MATERIAL FOR THIS TASK:

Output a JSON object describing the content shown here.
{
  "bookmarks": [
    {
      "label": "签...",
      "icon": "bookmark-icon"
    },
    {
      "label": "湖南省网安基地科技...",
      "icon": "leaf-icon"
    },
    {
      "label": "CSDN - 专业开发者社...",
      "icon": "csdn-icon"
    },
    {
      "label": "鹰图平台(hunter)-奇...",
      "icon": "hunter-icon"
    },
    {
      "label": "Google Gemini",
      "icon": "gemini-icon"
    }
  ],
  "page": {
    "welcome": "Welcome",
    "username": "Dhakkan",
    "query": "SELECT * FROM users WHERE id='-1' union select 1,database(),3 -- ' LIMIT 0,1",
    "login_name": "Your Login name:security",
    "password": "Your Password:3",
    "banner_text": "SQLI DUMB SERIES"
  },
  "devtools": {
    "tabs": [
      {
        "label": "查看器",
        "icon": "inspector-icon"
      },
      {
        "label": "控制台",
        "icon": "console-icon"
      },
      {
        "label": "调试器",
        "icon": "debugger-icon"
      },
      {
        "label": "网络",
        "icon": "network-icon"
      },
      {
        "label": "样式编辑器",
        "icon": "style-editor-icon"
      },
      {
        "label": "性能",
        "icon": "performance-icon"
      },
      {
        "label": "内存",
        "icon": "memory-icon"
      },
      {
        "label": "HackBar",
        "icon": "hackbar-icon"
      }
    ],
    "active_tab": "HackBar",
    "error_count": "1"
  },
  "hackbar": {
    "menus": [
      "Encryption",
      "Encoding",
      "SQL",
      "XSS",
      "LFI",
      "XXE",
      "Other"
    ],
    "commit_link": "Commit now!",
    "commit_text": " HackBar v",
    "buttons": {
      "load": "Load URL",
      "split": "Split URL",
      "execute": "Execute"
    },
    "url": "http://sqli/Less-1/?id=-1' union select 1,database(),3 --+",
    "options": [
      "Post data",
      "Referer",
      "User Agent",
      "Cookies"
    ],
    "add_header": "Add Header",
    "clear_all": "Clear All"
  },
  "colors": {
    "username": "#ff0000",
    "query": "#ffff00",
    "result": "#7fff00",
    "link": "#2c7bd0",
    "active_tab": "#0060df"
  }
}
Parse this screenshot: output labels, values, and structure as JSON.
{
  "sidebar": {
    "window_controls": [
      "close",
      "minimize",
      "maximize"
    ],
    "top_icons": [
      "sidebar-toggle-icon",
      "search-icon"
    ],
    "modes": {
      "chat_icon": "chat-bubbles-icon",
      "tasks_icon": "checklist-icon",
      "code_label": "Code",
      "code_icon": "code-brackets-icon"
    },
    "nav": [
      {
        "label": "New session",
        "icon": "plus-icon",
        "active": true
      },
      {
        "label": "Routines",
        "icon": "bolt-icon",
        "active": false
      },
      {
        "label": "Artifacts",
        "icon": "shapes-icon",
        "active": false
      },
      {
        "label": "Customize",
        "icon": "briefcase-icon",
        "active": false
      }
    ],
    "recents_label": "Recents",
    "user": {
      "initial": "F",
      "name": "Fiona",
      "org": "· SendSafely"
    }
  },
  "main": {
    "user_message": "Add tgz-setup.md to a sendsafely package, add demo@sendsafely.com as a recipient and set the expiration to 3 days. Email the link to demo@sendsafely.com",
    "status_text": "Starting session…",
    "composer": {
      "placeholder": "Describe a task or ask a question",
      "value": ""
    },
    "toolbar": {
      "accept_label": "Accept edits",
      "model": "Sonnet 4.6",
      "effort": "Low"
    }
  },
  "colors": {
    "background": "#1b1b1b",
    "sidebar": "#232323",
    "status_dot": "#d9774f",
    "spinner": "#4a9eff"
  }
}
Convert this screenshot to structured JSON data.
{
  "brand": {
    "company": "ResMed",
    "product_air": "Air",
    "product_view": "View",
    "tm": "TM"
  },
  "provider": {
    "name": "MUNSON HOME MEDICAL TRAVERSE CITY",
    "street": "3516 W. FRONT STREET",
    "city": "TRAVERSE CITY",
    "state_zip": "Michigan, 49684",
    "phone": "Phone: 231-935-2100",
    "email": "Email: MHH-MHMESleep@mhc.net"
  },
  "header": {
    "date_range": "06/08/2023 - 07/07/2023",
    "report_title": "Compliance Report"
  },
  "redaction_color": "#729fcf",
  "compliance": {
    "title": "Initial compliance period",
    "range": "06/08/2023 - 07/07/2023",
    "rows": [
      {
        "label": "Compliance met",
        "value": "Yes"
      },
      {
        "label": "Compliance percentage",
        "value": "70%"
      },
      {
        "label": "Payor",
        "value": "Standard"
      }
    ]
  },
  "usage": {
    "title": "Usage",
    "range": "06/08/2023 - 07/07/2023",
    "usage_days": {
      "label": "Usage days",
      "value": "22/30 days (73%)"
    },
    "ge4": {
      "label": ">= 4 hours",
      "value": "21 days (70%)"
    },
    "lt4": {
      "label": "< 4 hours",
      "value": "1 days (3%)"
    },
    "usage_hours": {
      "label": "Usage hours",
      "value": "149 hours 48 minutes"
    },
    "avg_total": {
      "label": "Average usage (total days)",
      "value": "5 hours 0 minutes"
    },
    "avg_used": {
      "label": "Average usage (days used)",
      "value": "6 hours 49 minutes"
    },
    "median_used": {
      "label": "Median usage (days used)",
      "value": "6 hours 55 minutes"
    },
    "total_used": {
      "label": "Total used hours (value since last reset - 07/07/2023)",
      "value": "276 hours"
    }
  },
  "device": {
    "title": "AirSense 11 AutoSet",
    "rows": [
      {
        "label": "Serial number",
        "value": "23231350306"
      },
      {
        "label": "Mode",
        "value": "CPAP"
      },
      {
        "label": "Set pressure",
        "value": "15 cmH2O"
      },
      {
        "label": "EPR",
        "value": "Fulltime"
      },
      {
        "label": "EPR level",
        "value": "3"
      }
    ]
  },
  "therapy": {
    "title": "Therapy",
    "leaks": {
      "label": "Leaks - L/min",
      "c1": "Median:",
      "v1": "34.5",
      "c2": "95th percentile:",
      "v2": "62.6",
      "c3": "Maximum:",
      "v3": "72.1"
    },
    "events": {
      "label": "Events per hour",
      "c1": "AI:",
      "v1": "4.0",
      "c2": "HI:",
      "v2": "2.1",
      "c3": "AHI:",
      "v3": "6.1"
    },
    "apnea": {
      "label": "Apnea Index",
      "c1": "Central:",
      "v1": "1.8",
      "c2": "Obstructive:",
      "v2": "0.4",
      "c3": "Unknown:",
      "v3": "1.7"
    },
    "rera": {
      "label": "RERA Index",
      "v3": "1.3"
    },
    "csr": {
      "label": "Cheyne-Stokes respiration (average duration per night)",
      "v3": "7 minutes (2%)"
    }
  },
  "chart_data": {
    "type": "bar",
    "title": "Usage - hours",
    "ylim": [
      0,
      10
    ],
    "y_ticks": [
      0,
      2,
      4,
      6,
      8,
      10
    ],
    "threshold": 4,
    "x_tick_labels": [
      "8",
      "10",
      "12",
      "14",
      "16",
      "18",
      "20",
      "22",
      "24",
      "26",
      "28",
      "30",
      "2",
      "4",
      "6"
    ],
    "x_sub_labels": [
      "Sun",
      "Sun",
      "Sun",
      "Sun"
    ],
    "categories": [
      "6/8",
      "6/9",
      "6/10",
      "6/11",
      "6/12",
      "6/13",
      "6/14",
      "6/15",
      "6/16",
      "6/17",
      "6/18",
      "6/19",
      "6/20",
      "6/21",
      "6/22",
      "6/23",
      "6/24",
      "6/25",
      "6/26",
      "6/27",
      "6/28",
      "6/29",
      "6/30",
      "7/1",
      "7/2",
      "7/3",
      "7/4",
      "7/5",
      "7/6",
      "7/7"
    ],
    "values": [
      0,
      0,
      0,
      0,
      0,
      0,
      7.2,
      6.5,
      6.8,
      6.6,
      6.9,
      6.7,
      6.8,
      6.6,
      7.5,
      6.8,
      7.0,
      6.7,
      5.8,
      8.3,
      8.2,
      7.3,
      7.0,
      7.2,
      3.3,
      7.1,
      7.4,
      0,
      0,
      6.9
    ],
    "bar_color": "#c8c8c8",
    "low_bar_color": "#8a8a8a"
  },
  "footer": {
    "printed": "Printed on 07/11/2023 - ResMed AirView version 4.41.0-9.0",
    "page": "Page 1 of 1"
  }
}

WRITTEN INSTRUCTION: Look through the data and gather every line with the string "screenshot" in it.

REPLY TO THE TASK:
Parse this screenshot: output labels, values, and structure as JSON.
Convert this screenshot to structured JSON data.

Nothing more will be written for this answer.